**Your goal:**
Copy the records below word for word, leaving out any pictures.
— Start of Records —
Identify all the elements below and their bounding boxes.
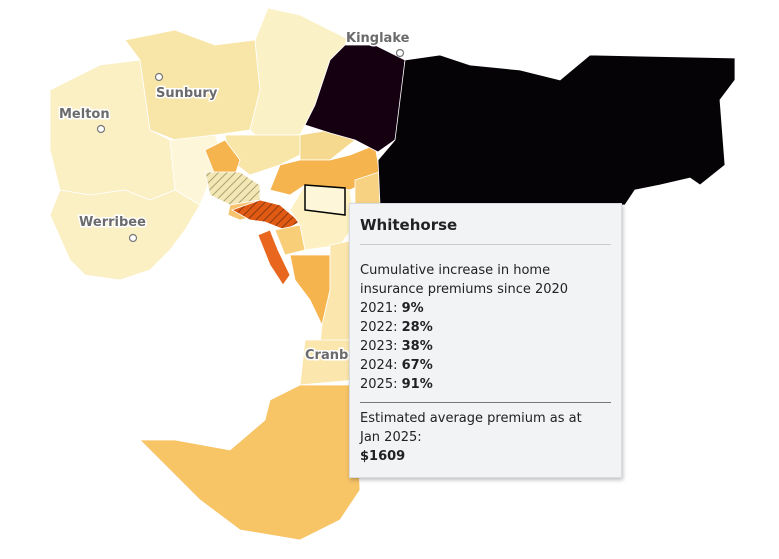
separator [360,402,611,403]
tooltip-row: 2025: 91% [360,375,611,394]
row-value: 38% [401,339,433,354]
row-year: 2025: [360,377,398,392]
tooltip-description: Cumulative increase in home insurance pr… [360,263,569,297]
place-dot [395,48,405,58]
tooltip-row: 2022: 28% [360,318,611,337]
tooltip-rows: 2021: 9% 2022: 28% 2023: 38% 2024: 67% 2025:… [360,299,611,394]
tooltip: Whitehorse Cumulative increase in home i… [349,203,622,478]
tooltip-row: 2024: 67% [360,356,611,375]
row-value: 91% [401,377,433,392]
place-dot [96,124,106,134]
tooltip-row: 2023: 38% [360,337,611,356]
place-label: Sunbury [156,86,218,101]
place-dot [128,233,138,243]
regions [49,7,736,541]
row-value: 28% [401,320,433,335]
place-label: Werribee [79,215,146,230]
place-label: Kinglake [346,31,410,46]
row-year: 2024: [360,358,398,373]
row-value: 9% [401,301,424,316]
row-value: 67% [401,358,433,373]
place-dot [154,72,164,82]
tooltip-row: 2021: 9% [360,299,611,318]
premium-label: Estimated average premium as at Jan 2025… [360,411,582,445]
row-year: 2023: [360,339,398,354]
premium-value: $1609 [360,449,406,464]
place-label: Melton [59,107,110,122]
place-markers [96,48,405,243]
tooltip-title: Whitehorse [360,216,611,245]
row-year: 2021: [360,301,398,316]
row-year: 2022: [360,320,398,335]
— End of Records —
**Reply to the task:**
Identify all the elements below and their bounding boxes.
separator [360,402,611,403]
tooltip-row: 2025: 91% [360,375,611,394]
row-value: 38% [401,339,433,354]
row-year: 2025: [360,377,398,392]
tooltip-description: Cumulative increase in home insurance pr… [360,263,569,297]
place-dot [395,48,405,58]
tooltip-row: 2022: 28% [360,318,611,337]
tooltip-rows: 2021: 9% 2022: 28% 2023: 38% 2024: 67% 2025:… [360,299,611,394]
tooltip: Whitehorse Cumulative increase in home i… [349,203,622,478]
tooltip-row: 2024: 67% [360,356,611,375]
row-value: 91% [401,377,433,392]
place-dot [96,124,106,134]
tooltip-row: 2023: 38% [360,337,611,356]
place-label: Sunbury [156,86,218,101]
place-dot [128,233,138,243]
regions [49,7,736,541]
row-value: 28% [401,320,433,335]
place-label: Werribee [79,215,146,230]
place-label: Kinglake [346,31,410,46]
row-year: 2024: [360,358,398,373]
row-value: 9% [401,301,424,316]
row-value: 67% [401,358,433,373]
place-dot [154,72,164,82]
tooltip-row: 2021: 9% [360,299,611,318]
premium-label: Estimated average premium as at Jan 2025… [360,411,582,445]
row-year: 2023: [360,339,398,354]
premium-value: $1609 [360,449,406,464]
place-label: Melton [59,107,110,122]
place-markers [96,48,405,243]
tooltip-title: Whitehorse [360,216,611,245]
row-year: 2021: [360,301,398,316]
row-year: 2022: [360,320,398,335]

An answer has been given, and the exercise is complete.